WHAT YOU NEED TO DO:
Return every line of the data below that includes the string "Серія".

RECORD SET:
++++++
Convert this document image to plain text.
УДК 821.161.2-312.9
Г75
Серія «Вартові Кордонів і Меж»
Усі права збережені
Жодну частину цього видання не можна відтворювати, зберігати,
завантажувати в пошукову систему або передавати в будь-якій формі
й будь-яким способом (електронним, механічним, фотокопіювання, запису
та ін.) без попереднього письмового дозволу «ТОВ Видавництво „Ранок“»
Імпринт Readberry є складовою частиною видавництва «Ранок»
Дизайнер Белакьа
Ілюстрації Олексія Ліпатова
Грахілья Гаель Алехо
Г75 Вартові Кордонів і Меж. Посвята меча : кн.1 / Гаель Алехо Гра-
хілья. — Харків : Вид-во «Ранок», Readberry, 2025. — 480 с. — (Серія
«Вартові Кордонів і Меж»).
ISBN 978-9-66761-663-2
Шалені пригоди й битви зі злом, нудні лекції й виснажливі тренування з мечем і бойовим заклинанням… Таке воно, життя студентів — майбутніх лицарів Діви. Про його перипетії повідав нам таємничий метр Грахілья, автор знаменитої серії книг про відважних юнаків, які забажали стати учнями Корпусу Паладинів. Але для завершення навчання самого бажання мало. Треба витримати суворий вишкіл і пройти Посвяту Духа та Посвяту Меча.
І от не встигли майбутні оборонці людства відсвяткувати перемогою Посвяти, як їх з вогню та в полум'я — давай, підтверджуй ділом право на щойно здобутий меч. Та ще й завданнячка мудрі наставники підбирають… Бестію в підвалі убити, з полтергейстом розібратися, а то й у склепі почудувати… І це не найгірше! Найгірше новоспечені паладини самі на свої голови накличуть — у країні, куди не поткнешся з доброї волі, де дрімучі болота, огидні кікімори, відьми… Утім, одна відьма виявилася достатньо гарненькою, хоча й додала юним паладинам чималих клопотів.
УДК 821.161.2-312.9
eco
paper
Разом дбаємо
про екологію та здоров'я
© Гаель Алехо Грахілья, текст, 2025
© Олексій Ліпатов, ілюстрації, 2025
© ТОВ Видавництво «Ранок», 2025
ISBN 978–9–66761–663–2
++++++
RESPONSE:
Серія «Вартові Кордонів і Меж»
хілья. — Харків : Вид-во «Ранок», Readberry, 2025. — 480 с. — (Серія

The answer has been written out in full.